Figure data in JSON:
____

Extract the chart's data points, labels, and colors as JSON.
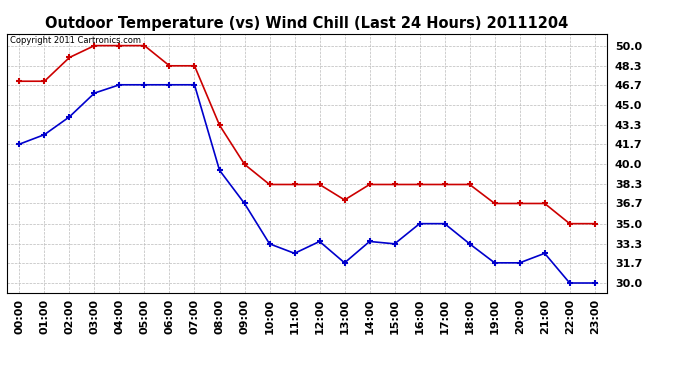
{
  "title": "Outdoor Temperature (vs) Wind Chill (Last 24 Hours) 20111204",
  "copyright_text": "Copyright 2011 Cartronics.com",
  "x_labels": [
    "00:00",
    "01:00",
    "02:00",
    "03:00",
    "04:00",
    "05:00",
    "06:00",
    "07:00",
    "08:00",
    "09:00",
    "10:00",
    "11:00",
    "12:00",
    "13:00",
    "14:00",
    "15:00",
    "16:00",
    "17:00",
    "18:00",
    "19:00",
    "20:00",
    "21:00",
    "22:00",
    "23:00"
  ],
  "temp_red": [
    47.0,
    47.0,
    49.0,
    50.0,
    50.0,
    50.0,
    48.3,
    48.3,
    43.3,
    40.0,
    38.3,
    38.3,
    38.3,
    37.0,
    38.3,
    38.3,
    38.3,
    38.3,
    38.3,
    36.7,
    36.7,
    36.7,
    35.0,
    35.0
  ],
  "wind_chill_blue": [
    41.7,
    42.5,
    44.0,
    46.0,
    46.7,
    46.7,
    46.7,
    46.7,
    39.5,
    36.7,
    33.3,
    32.5,
    33.5,
    31.7,
    33.5,
    33.3,
    35.0,
    35.0,
    33.3,
    31.7,
    31.7,
    32.5,
    30.0,
    30.0
  ],
  "y_ticks": [
    30.0,
    31.7,
    33.3,
    35.0,
    36.7,
    38.3,
    40.0,
    41.7,
    43.3,
    45.0,
    46.7,
    48.3,
    50.0
  ],
  "ylim": [
    29.2,
    51.0
  ],
  "bg_color": "#ffffff",
  "grid_color": "#bbbbbb",
  "red_color": "#cc0000",
  "blue_color": "#0000cc",
  "title_fontsize": 10.5,
  "tick_fontsize": 8,
  "copyright_fontsize": 6
}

____

Exercise goal
Write out the material above once more, exactly as it reads, with no pictures.

Solution to the exercise
Extract the chart's data points, labels, and colors as JSON.
{
  "title": "Outdoor Temperature (vs) Wind Chill (Last 24 Hours) 20111204",
  "copyright_text": "Copyright 2011 Cartronics.com",
  "x_labels": [
    "00:00",
    "01:00",
    "02:00",
    "03:00",
    "04:00",
    "05:00",
    "06:00",
    "07:00",
    "08:00",
    "09:00",
    "10:00",
    "11:00",
    "12:00",
    "13:00",
    "14:00",
    "15:00",
    "16:00",
    "17:00",
    "18:00",
    "19:00",
    "20:00",
    "21:00",
    "22:00",
    "23:00"
  ],
  "temp_red": [
    47.0,
    47.0,
    49.0,
    50.0,
    50.0,
    50.0,
    48.3,
    48.3,
    43.3,
    40.0,
    38.3,
    38.3,
    38.3,
    37.0,
    38.3,
    38.3,
    38.3,
    38.3,
    38.3,
    36.7,
    36.7,
    36.7,
    35.0,
    35.0
  ],
  "wind_chill_blue": [
    41.7,
    42.5,
    44.0,
    46.0,
    46.7,
    46.7,
    46.7,
    46.7,
    39.5,
    36.7,
    33.3,
    32.5,
    33.5,
    31.7,
    33.5,
    33.3,
    35.0,
    35.0,
    33.3,
    31.7,
    31.7,
    32.5,
    30.0,
    30.0
  ],
  "y_ticks": [
    30.0,
    31.7,
    33.3,
    35.0,
    36.7,
    38.3,
    40.0,
    41.7,
    43.3,
    45.0,
    46.7,
    48.3,
    50.0
  ],
  "ylim": [
    29.2,
    51.0
  ],
  "bg_color": "#ffffff",
  "grid_color": "#bbbbbb",
  "red_color": "#cc0000",
  "blue_color": "#0000cc",
  "title_fontsize": 10.5,
  "tick_fontsize": 8,
  "copyright_fontsize": 6
}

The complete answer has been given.